> **What to produce**:
Each record is to be transcribed exactly.

Saved data entries
########################################

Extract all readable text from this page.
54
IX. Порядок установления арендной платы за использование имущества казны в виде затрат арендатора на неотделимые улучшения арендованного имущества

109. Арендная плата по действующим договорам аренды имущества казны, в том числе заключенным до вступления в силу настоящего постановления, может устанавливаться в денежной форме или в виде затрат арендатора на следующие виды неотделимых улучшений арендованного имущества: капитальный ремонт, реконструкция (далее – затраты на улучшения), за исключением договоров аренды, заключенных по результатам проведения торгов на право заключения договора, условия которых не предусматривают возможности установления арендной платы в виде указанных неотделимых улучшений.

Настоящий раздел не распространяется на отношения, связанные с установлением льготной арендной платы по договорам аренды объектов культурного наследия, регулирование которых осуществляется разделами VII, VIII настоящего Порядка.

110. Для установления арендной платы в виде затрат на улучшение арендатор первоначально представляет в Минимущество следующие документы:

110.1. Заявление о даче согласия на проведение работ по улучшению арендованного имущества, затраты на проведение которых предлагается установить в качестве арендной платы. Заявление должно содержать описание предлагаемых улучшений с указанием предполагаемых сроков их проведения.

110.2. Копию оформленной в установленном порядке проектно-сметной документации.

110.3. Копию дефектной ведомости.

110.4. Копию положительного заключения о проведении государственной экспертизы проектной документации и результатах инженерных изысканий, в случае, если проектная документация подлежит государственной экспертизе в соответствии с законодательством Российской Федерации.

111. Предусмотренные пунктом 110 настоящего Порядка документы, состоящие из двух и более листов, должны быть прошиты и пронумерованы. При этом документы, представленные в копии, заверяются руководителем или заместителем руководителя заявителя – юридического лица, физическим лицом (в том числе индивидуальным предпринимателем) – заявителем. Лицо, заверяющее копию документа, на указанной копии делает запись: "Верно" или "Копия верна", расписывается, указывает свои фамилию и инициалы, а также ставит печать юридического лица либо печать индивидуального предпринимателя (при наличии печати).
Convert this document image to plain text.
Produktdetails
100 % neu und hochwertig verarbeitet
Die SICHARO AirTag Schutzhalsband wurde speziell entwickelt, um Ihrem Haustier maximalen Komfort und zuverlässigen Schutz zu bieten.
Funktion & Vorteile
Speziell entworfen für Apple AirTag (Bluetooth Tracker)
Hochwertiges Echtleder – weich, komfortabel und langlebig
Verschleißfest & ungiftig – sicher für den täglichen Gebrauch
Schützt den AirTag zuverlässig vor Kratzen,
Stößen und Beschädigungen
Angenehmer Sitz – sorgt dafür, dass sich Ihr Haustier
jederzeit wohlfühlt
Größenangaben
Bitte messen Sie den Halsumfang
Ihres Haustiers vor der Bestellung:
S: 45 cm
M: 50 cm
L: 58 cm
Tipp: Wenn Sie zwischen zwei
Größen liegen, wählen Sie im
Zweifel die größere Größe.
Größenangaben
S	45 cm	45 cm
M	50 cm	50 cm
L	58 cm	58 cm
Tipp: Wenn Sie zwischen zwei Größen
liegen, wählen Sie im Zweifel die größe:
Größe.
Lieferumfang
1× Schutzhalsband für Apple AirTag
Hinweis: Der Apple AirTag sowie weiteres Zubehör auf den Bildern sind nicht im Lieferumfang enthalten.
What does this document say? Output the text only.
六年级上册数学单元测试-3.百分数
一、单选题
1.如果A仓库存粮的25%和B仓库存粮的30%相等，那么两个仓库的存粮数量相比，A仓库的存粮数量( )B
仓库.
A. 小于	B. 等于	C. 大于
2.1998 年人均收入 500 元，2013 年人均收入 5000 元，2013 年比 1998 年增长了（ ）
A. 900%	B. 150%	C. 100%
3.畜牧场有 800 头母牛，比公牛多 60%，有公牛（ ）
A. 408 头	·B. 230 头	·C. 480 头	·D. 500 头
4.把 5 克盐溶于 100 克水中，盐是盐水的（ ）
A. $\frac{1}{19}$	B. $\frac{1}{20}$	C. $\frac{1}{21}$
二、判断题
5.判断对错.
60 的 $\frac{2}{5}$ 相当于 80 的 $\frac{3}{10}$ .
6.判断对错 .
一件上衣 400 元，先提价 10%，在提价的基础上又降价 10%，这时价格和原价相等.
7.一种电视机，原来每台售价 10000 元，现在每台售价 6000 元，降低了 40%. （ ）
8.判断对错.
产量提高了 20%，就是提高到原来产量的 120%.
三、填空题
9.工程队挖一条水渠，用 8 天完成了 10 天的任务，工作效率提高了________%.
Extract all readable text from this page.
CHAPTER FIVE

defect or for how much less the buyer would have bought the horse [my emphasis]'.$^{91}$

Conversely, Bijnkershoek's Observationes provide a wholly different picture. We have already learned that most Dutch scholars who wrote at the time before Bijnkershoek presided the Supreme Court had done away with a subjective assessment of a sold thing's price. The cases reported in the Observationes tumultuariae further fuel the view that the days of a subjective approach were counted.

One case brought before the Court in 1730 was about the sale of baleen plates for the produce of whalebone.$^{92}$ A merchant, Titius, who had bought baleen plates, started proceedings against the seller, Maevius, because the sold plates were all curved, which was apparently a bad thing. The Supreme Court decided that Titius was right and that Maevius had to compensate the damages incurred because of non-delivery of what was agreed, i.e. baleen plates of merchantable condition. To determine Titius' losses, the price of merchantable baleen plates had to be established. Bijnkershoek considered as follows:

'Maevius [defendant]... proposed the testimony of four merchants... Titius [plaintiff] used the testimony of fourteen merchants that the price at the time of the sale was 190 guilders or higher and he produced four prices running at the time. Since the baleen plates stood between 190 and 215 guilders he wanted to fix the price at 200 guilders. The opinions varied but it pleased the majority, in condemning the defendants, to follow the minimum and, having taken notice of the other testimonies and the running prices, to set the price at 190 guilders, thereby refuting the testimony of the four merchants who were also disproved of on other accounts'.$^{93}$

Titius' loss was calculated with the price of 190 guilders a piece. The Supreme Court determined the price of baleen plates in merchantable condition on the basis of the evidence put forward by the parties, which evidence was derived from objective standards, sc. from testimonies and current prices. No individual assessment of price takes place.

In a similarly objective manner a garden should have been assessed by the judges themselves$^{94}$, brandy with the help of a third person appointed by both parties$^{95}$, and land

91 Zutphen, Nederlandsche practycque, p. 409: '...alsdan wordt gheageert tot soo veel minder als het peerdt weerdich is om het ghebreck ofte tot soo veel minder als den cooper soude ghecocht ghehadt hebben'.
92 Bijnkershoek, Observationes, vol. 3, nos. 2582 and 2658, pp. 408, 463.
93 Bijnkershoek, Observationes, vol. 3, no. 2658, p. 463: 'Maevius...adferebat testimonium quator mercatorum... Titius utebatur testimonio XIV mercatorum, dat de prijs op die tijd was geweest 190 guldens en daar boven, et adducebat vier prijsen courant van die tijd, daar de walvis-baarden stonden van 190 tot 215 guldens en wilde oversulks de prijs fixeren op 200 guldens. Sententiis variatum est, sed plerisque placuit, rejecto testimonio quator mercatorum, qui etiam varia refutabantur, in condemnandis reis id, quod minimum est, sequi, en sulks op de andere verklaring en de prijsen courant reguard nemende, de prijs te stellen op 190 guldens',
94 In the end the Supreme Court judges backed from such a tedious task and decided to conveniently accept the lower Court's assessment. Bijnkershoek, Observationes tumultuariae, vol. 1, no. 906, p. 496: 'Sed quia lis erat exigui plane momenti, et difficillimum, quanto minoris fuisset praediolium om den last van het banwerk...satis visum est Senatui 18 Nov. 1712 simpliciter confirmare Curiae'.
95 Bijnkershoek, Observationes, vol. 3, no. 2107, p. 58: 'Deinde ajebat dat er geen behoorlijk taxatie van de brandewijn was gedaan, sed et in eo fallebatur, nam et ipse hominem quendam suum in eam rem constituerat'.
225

########################################

> **Exercise solution**:
Extract all readable text from this page.
54
IX. Порядок установления арендной платы за использование имущества казны в виде затрат арендатора на неотделимые улучшения арендованного имущества

109. Арендная плата по действующим договорам аренды имущества казны, в том числе заключенным до вступления в силу настоящего постановления, может устанавливаться в денежной форме или в виде затрат арендатора на следующие виды неотделимых улучшений арендованного имущества: капитальный ремонт, реконструкция (далее – затраты на улучшения), за исключением договоров аренды, заключенных по результатам проведения торгов на право заключения договора, условия которых не предусматривают возможности установления арендной платы в виде указанных неотделимых улучшений.

Настоящий раздел не распространяется на отношения, связанные с установлением льготной арендной платы по договорам аренды объектов культурного наследия, регулирование которых осуществляется разделами VII, VIII настоящего Порядка.

110. Для установления арендной платы в виде затрат на улучшение арендатор первоначально представляет в Минимущество следующие документы:

110.1. Заявление о даче согласия на проведение работ по улучшению арендованного имущества, затраты на проведение которых предлагается установить в качестве арендной платы. Заявление должно содержать описание предлагаемых улучшений с указанием предполагаемых сроков их проведения.

110.2. Копию оформленной в установленном порядке проектно-сметной документации.

110.3. Копию дефектной ведомости.

110.4. Копию положительного заключения о проведении государственной экспертизы проектной документации и результатах инженерных изысканий, в случае, если проектная документация подлежит государственной экспертизе в соответствии с законодательством Российской Федерации.

111. Предусмотренные пунктом 110 настоящего Порядка документы, состоящие из двух и более листов, должны быть прошиты и пронумерованы. При этом документы, представленные в копии, заверяются руководителем или заместителем руководителя заявителя – юридического лица, физическим лицом (в том числе индивидуальным предпринимателем) – заявителем. Лицо, заверяющее копию документа, на указанной копии делает запись: "Верно" или "Копия верна", расписывается, указывает свои фамилию и инициалы, а также ставит печать юридического лица либо печать индивидуального предпринимателя (при наличии печати).
Convert this document image to plain text.
Produktdetails
100 % neu und hochwertig verarbeitet
Die SICHARO AirTag Schutzhalsband wurde speziell entwickelt, um Ihrem Haustier maximalen Komfort und zuverlässigen Schutz zu bieten.
Funktion & Vorteile
Speziell entworfen für Apple AirTag (Bluetooth Tracker)
Hochwertiges Echtleder – weich, komfortabel und langlebig
Verschleißfest & ungiftig – sicher für den täglichen Gebrauch
Schützt den AirTag zuverlässig vor Kratzen,
Stößen und Beschädigungen
Angenehmer Sitz – sorgt dafür, dass sich Ihr Haustier
jederzeit wohlfühlt
Größenangaben
Bitte messen Sie den Halsumfang
Ihres Haustiers vor der Bestellung:
S: 45 cm
M: 50 cm
L: 58 cm
Tipp: Wenn Sie zwischen zwei
Größen liegen, wählen Sie im
Zweifel die größere Größe.
Größenangaben
S	45 cm	45 cm
M	50 cm	50 cm
L	58 cm	58 cm
Tipp: Wenn Sie zwischen zwei Größen
liegen, wählen Sie im Zweifel die größe:
Größe.
Lieferumfang
1× Schutzhalsband für Apple AirTag
Hinweis: Der Apple AirTag sowie weiteres Zubehör auf den Bildern sind nicht im Lieferumfang enthalten.
What does this document say? Output the text only.
六年级上册数学单元测试-3.百分数
一、单选题
1.如果A仓库存粮的25%和B仓库存粮的30%相等，那么两个仓库的存粮数量相比，A仓库的存粮数量( )B
仓库.
A. 小于	B. 等于	C. 大于
2.1998 年人均收入 500 元，2013 年人均收入 5000 元，2013 年比 1998 年增长了（ ）
A. 900%	B. 150%	C. 100%
3.畜牧场有 800 头母牛，比公牛多 60%，有公牛（ ）
A. 408 头	·B. 230 头	·C. 480 头	·D. 500 头
4.把 5 克盐溶于 100 克水中，盐是盐水的（ ）
A. $\frac{1}{19}$	B. $\frac{1}{20}$	C. $\frac{1}{21}$
二、判断题
5.判断对错.
60 的 $\frac{2}{5}$ 相当于 80 的 $\frac{3}{10}$ .
6.判断对错 .
一件上衣 400 元，先提价 10%，在提价的基础上又降价 10%，这时价格和原价相等.
7.一种电视机，原来每台售价 10000 元，现在每台售价 6000 元，降低了 40%. （ ）
8.判断对错.
产量提高了 20%，就是提高到原来产量的 120%.
三、填空题
9.工程队挖一条水渠，用 8 天完成了 10 天的任务，工作效率提高了________%.
Extract all readable text from this page.
CHAPTER FIVE

defect or for how much less the buyer would have bought the horse [my emphasis]'.$^{91}$

Conversely, Bijnkershoek's Observationes provide a wholly different picture. We have already learned that most Dutch scholars who wrote at the time before Bijnkershoek presided the Supreme Court had done away with a subjective assessment of a sold thing's price. The cases reported in the Observationes tumultuariae further fuel the view that the days of a subjective approach were counted.

One case brought before the Court in 1730 was about the sale of baleen plates for the produce of whalebone.$^{92}$ A merchant, Titius, who had bought baleen plates, started proceedings against the seller, Maevius, because the sold plates were all curved, which was apparently a bad thing. The Supreme Court decided that Titius was right and that Maevius had to compensate the damages incurred because of non-delivery of what was agreed, i.e. baleen plates of merchantable condition. To determine Titius' losses, the price of merchantable baleen plates had to be established. Bijnkershoek considered as follows:

'Maevius [defendant]... proposed the testimony of four merchants... Titius [plaintiff] used the testimony of fourteen merchants that the price at the time of the sale was 190 guilders or higher and he produced four prices running at the time. Since the baleen plates stood between 190 and 215 guilders he wanted to fix the price at 200 guilders. The opinions varied but it pleased the majority, in condemning the defendants, to follow the minimum and, having taken notice of the other testimonies and the running prices, to set the price at 190 guilders, thereby refuting the testimony of the four merchants who were also disproved of on other accounts'.$^{93}$

Titius' loss was calculated with the price of 190 guilders a piece. The Supreme Court determined the price of baleen plates in merchantable condition on the basis of the evidence put forward by the parties, which evidence was derived from objective standards, sc. from testimonies and current prices. No individual assessment of price takes place.

In a similarly objective manner a garden should have been assessed by the judges themselves$^{94}$, brandy with the help of a third person appointed by both parties$^{95}$, and land

91 Zutphen, Nederlandsche practycque, p. 409: '...alsdan wordt gheageert tot soo veel minder als het peerdt weerdich is om het ghebreck ofte tot soo veel minder als den cooper soude ghecocht ghehadt hebben'.
92 Bijnkershoek, Observationes, vol. 3, nos. 2582 and 2658, pp. 408, 463.
93 Bijnkershoek, Observationes, vol. 3, no. 2658, p. 463: 'Maevius...adferebat testimonium quator mercatorum... Titius utebatur testimonio XIV mercatorum, dat de prijs op die tijd was geweest 190 guldens en daar boven, et adducebat vier prijsen courant van die tijd, daar de walvis-baarden stonden van 190 tot 215 guldens en wilde oversulks de prijs fixeren op 200 guldens. Sententiis variatum est, sed plerisque placuit, rejecto testimonio quator mercatorum, qui etiam varia refutabantur, in condemnandis reis id, quod minimum est, sequi, en sulks op de andere verklaring en de prijsen courant reguard nemende, de prijs te stellen op 190 guldens',
94 In the end the Supreme Court judges backed from such a tedious task and decided to conveniently accept the lower Court's assessment. Bijnkershoek, Observationes tumultuariae, vol. 1, no. 906, p. 496: 'Sed quia lis erat exigui plane momenti, et difficillimum, quanto minoris fuisset praediolium om den last van het banwerk...satis visum est Senatui 18 Nov. 1712 simpliciter confirmare Curiae'.
95 Bijnkershoek, Observationes, vol. 3, no. 2107, p. 58: 'Deinde ajebat dat er geen behoorlijk taxatie van de brandewijn was gedaan, sed et in eo fallebatur, nam et ipse hominem quendam suum in eam rem constituerat'.
225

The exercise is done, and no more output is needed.